Required work: Set down the whole listing verbatim.
-- Begin --
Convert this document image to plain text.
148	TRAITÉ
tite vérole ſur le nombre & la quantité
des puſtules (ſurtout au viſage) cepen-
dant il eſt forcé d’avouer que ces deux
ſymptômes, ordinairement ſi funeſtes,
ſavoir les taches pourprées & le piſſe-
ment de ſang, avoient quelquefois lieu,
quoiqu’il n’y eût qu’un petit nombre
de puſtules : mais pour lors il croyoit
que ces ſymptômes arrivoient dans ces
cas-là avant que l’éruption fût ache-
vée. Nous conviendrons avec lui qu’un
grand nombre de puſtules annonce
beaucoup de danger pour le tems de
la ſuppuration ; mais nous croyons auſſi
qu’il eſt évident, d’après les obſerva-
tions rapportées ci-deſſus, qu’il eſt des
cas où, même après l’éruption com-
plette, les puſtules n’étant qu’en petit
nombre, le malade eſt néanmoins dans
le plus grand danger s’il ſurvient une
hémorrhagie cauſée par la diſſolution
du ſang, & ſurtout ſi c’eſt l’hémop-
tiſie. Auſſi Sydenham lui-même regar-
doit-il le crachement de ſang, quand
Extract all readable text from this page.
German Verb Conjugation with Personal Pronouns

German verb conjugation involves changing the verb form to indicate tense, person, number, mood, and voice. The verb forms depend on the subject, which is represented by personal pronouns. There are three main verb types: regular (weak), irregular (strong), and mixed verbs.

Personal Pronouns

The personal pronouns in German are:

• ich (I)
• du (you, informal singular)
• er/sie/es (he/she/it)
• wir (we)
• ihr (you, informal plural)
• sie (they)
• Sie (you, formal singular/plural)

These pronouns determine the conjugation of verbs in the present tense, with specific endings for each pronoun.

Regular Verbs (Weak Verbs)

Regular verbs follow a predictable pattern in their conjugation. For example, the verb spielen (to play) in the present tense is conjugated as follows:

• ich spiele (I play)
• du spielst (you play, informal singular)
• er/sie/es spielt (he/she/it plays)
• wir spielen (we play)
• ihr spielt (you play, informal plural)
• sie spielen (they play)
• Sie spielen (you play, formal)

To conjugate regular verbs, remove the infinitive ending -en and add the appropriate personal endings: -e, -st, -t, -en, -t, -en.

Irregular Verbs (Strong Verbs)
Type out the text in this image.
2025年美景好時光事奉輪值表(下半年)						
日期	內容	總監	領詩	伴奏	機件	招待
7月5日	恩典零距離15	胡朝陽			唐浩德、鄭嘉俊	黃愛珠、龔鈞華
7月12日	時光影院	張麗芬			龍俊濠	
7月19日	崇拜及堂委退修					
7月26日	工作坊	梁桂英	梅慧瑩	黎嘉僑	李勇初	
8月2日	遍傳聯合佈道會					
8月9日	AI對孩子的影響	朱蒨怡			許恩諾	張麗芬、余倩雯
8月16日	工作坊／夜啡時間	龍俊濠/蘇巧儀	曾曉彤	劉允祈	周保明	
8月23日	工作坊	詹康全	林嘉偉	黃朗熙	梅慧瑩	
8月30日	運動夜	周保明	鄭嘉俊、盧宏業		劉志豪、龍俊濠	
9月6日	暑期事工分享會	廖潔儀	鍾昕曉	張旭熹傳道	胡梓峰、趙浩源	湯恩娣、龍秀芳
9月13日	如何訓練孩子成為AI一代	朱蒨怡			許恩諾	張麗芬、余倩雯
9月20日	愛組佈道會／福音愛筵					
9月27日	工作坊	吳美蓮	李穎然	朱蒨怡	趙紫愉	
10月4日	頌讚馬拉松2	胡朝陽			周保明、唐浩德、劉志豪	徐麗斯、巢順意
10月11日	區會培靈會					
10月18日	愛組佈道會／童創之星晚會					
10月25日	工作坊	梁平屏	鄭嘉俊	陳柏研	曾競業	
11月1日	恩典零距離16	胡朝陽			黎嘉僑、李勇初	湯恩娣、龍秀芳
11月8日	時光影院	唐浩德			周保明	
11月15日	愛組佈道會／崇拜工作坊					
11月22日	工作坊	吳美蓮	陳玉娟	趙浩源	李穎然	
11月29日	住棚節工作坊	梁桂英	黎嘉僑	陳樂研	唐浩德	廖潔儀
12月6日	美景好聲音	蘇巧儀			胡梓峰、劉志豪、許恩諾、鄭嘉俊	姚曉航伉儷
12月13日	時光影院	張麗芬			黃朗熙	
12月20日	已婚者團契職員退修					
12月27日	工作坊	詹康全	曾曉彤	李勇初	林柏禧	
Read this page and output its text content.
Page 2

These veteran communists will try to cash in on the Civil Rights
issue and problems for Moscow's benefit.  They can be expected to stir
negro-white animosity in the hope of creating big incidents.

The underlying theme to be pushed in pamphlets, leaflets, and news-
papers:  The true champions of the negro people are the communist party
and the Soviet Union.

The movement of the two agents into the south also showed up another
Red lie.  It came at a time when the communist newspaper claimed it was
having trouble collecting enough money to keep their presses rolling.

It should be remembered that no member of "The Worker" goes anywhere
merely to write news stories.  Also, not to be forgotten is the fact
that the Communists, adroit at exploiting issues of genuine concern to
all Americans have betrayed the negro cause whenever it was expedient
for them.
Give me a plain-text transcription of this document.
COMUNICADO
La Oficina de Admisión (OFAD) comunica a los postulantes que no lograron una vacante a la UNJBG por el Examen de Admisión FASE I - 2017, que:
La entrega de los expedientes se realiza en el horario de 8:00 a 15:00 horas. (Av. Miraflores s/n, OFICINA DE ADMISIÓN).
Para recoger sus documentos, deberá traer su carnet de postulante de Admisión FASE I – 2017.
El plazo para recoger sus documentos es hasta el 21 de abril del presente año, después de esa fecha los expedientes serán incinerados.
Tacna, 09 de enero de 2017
-- End --
Exercise solution:
Convert this document image to plain text.
148	TRAITÉ
tite vérole ſur le nombre & la quantité
des puſtules (ſurtout au viſage) cepen-
dant il eſt forcé d’avouer que ces deux
ſymptômes, ordinairement ſi funeſtes,
ſavoir les taches pourprées & le piſſe-
ment de ſang, avoient quelquefois lieu,
quoiqu’il n’y eût qu’un petit nombre
de puſtules : mais pour lors il croyoit
que ces ſymptômes arrivoient dans ces
cas-là avant que l’éruption fût ache-
vée. Nous conviendrons avec lui qu’un
grand nombre de puſtules annonce
beaucoup de danger pour le tems de
la ſuppuration ; mais nous croyons auſſi
qu’il eſt évident, d’après les obſerva-
tions rapportées ci-deſſus, qu’il eſt des
cas où, même après l’éruption com-
plette, les puſtules n’étant qu’en petit
nombre, le malade eſt néanmoins dans
le plus grand danger s’il ſurvient une
hémorrhagie cauſée par la diſſolution
du ſang, & ſurtout ſi c’eſt l’hémop-
tiſie. Auſſi Sydenham lui-même regar-
doit-il le crachement de ſang, quand
Extract all readable text from this page.
German Verb Conjugation with Personal Pronouns

German verb conjugation involves changing the verb form to indicate tense, person, number, mood, and voice. The verb forms depend on the subject, which is represented by personal pronouns. There are three main verb types: regular (weak), irregular (strong), and mixed verbs.

Personal Pronouns

The personal pronouns in German are:

• ich (I)
• du (you, informal singular)
• er/sie/es (he/she/it)
• wir (we)
• ihr (you, informal plural)
• sie (they)
• Sie (you, formal singular/plural)

These pronouns determine the conjugation of verbs in the present tense, with specific endings for each pronoun.

Regular Verbs (Weak Verbs)

Regular verbs follow a predictable pattern in their conjugation. For example, the verb spielen (to play) in the present tense is conjugated as follows:

• ich spiele (I play)
• du spielst (you play, informal singular)
• er/sie/es spielt (he/she/it plays)
• wir spielen (we play)
• ihr spielt (you play, informal plural)
• sie spielen (they play)
• Sie spielen (you play, formal)

To conjugate regular verbs, remove the infinitive ending -en and add the appropriate personal endings: -e, -st, -t, -en, -t, -en.

Irregular Verbs (Strong Verbs)
Type out the text in this image.
2025年美景好時光事奉輪值表(下半年)						
日期	內容	總監	領詩	伴奏	機件	招待
7月5日	恩典零距離15	胡朝陽			唐浩德、鄭嘉俊	黃愛珠、龔鈞華
7月12日	時光影院	張麗芬			龍俊濠	
7月19日	崇拜及堂委退修					
7月26日	工作坊	梁桂英	梅慧瑩	黎嘉僑	李勇初	
8月2日	遍傳聯合佈道會					
8月9日	AI對孩子的影響	朱蒨怡			許恩諾	張麗芬、余倩雯
8月16日	工作坊／夜啡時間	龍俊濠/蘇巧儀	曾曉彤	劉允祈	周保明	
8月23日	工作坊	詹康全	林嘉偉	黃朗熙	梅慧瑩	
8月30日	運動夜	周保明	鄭嘉俊、盧宏業		劉志豪、龍俊濠	
9月6日	暑期事工分享會	廖潔儀	鍾昕曉	張旭熹傳道	胡梓峰、趙浩源	湯恩娣、龍秀芳
9月13日	如何訓練孩子成為AI一代	朱蒨怡			許恩諾	張麗芬、余倩雯
9月20日	愛組佈道會／福音愛筵					
9月27日	工作坊	吳美蓮	李穎然	朱蒨怡	趙紫愉	
10月4日	頌讚馬拉松2	胡朝陽			周保明、唐浩德、劉志豪	徐麗斯、巢順意
10月11日	區會培靈會					
10月18日	愛組佈道會／童創之星晚會					
10月25日	工作坊	梁平屏	鄭嘉俊	陳柏研	曾競業	
11月1日	恩典零距離16	胡朝陽			黎嘉僑、李勇初	湯恩娣、龍秀芳
11月8日	時光影院	唐浩德			周保明	
11月15日	愛組佈道會／崇拜工作坊					
11月22日	工作坊	吳美蓮	陳玉娟	趙浩源	李穎然	
11月29日	住棚節工作坊	梁桂英	黎嘉僑	陳樂研	唐浩德	廖潔儀
12月6日	美景好聲音	蘇巧儀			胡梓峰、劉志豪、許恩諾、鄭嘉俊	姚曉航伉儷
12月13日	時光影院	張麗芬			黃朗熙	
12月20日	已婚者團契職員退修					
12月27日	工作坊	詹康全	曾曉彤	李勇初	林柏禧	
Read this page and output its text content.
Page 2

These veteran communists will try to cash in on the Civil Rights
issue and problems for Moscow's benefit.  They can be expected to stir
negro-white animosity in the hope of creating big incidents.

The underlying theme to be pushed in pamphlets, leaflets, and news-
papers:  The true champions of the negro people are the communist party
and the Soviet Union.

The movement of the two agents into the south also showed up another
Red lie.  It came at a time when the communist newspaper claimed it was
having trouble collecting enough money to keep their presses rolling.

It should be remembered that no member of "The Worker" goes anywhere
merely to write news stories.  Also, not to be forgotten is the fact
that the Communists, adroit at exploiting issues of genuine concern to
all Americans have betrayed the negro cause whenever it was expedient
for them.
Give me a plain-text transcription of this document.
COMUNICADO
La Oficina de Admisión (OFAD) comunica a los postulantes que no lograron una vacante a la UNJBG por el Examen de Admisión FASE I - 2017, que:
La entrega de los expedientes se realiza en el horario de 8:00 a 15:00 horas. (Av. Miraflores s/n, OFICINA DE ADMISIÓN).
Para recoger sus documentos, deberá traer su carnet de postulante de Admisión FASE I – 2017.
El plazo para recoger sus documentos es hasta el 21 de abril del presente año, después de esa fecha los expedientes serán incinerados.
Tacna, 09 de enero de 2017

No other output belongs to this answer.